### WHAT YOU WILL DO
Return every line below in which "favorite" appears.

####

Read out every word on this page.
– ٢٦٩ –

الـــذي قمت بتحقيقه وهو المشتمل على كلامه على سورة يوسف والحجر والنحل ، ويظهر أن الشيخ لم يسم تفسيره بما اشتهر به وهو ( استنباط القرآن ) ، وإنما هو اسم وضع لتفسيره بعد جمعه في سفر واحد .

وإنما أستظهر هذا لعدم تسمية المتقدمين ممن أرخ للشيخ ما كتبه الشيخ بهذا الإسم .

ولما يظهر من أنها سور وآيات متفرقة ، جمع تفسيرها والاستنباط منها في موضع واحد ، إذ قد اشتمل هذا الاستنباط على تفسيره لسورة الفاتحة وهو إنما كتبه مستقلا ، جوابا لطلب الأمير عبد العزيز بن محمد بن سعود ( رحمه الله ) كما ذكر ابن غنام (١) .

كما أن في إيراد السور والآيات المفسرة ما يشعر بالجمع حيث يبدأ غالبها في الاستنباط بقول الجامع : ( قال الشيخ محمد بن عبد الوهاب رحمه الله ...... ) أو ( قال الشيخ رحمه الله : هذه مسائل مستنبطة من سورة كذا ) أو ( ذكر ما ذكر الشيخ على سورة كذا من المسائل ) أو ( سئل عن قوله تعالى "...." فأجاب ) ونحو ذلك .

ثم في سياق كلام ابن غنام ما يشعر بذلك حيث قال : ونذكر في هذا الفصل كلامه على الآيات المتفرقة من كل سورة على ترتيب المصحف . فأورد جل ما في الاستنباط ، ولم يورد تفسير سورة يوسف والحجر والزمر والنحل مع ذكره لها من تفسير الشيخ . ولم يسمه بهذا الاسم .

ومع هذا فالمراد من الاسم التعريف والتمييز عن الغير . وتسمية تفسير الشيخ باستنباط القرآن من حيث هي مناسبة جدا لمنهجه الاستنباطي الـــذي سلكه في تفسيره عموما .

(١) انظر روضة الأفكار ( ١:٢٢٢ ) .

####

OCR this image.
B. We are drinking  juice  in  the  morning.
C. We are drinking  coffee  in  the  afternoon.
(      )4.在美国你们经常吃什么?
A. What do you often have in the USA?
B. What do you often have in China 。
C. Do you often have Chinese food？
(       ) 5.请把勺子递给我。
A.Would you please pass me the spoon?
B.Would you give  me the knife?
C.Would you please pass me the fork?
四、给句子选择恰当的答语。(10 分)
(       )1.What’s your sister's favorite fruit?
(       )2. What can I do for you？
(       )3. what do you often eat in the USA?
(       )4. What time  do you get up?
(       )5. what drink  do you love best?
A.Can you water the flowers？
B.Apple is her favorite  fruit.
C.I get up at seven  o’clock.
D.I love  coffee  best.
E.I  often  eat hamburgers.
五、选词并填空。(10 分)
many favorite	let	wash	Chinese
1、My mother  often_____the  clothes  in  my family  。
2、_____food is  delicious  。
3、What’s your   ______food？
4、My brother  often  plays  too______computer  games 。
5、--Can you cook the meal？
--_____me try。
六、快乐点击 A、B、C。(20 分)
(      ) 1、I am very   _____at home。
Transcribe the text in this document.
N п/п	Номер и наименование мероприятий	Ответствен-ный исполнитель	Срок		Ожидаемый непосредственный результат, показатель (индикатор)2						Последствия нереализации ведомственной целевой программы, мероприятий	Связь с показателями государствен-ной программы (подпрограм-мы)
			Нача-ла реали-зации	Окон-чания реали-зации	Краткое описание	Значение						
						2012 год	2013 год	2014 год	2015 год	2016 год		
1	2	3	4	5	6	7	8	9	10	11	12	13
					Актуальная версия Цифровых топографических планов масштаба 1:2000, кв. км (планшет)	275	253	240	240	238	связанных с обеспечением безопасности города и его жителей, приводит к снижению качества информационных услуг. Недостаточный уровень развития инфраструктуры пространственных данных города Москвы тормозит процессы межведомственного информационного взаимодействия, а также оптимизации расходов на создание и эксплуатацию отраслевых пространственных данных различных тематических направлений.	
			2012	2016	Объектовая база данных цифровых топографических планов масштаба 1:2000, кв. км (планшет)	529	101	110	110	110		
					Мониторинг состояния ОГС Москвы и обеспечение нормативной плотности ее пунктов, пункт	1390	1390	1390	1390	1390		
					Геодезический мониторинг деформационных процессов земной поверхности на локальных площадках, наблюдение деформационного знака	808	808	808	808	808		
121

####

### RIGHT ANSWER
(       )1.What’s your sister's favorite fruit?
B.Apple is her favorite  fruit.
many favorite	let	wash	Chinese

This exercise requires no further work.